→ THE TASK
Every line that holds the string "name" is to be identified and copied.

━━━━━━

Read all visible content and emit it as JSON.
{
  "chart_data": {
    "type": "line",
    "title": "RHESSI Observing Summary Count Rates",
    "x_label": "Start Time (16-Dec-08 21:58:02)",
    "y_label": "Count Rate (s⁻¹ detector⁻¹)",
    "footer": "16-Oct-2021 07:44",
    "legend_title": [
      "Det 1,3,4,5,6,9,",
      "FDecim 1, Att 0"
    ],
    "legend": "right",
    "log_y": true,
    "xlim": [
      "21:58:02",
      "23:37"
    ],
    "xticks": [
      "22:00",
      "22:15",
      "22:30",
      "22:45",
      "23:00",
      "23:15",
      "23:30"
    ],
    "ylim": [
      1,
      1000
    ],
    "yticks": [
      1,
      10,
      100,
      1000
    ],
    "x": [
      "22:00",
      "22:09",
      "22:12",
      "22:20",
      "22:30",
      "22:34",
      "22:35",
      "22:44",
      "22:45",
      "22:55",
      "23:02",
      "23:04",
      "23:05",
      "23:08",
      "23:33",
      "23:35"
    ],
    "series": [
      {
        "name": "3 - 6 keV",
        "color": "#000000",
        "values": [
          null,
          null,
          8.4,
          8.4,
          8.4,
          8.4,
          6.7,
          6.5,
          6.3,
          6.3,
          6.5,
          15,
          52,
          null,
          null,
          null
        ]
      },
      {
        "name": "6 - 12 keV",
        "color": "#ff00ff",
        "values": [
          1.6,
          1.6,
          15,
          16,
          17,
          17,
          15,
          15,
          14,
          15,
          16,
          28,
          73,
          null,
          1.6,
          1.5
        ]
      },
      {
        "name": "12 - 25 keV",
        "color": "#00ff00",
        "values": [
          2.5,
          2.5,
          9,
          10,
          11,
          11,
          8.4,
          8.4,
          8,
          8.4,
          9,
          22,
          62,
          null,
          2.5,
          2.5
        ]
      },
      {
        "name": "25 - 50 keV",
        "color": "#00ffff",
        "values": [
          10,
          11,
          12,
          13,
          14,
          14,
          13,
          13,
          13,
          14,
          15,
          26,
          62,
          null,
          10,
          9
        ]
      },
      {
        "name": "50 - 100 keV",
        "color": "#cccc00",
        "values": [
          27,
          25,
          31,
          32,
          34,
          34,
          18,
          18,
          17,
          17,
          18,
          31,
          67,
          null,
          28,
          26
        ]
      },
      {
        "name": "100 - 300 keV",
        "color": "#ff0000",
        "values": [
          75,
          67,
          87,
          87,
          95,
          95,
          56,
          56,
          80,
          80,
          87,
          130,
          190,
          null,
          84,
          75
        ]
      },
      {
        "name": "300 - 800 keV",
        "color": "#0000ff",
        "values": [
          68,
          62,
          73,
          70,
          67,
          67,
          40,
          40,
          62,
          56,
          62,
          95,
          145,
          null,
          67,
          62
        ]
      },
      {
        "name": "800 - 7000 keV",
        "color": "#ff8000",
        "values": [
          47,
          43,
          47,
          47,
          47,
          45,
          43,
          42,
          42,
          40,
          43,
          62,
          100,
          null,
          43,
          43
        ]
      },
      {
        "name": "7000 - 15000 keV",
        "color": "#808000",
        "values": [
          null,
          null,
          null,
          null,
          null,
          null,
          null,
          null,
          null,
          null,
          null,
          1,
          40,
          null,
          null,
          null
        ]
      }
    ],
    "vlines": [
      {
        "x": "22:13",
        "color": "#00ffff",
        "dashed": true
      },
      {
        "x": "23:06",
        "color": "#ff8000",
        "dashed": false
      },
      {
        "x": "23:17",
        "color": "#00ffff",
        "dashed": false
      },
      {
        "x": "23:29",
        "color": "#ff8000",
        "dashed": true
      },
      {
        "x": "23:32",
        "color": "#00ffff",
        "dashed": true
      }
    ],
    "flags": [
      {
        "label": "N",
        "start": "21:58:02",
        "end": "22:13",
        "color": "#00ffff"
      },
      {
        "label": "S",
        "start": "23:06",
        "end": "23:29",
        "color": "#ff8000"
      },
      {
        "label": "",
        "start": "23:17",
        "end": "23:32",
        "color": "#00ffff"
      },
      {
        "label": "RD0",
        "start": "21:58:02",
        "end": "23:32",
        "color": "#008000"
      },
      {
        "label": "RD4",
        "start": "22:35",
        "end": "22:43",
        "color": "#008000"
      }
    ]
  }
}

━━━━━━

→ FINAL RESULT
        "name": "3 - 6 keV",
        "name": "6 - 12 keV",
        "name": "12 - 25 keV",
        "name": "25 - 50 keV",
        "name": "50 - 100 keV",
        "name": "100 - 300 keV",
        "name": "300 - 800 keV",
        "name": "800 - 7000 keV",
        "name": "7000 - 15000 keV",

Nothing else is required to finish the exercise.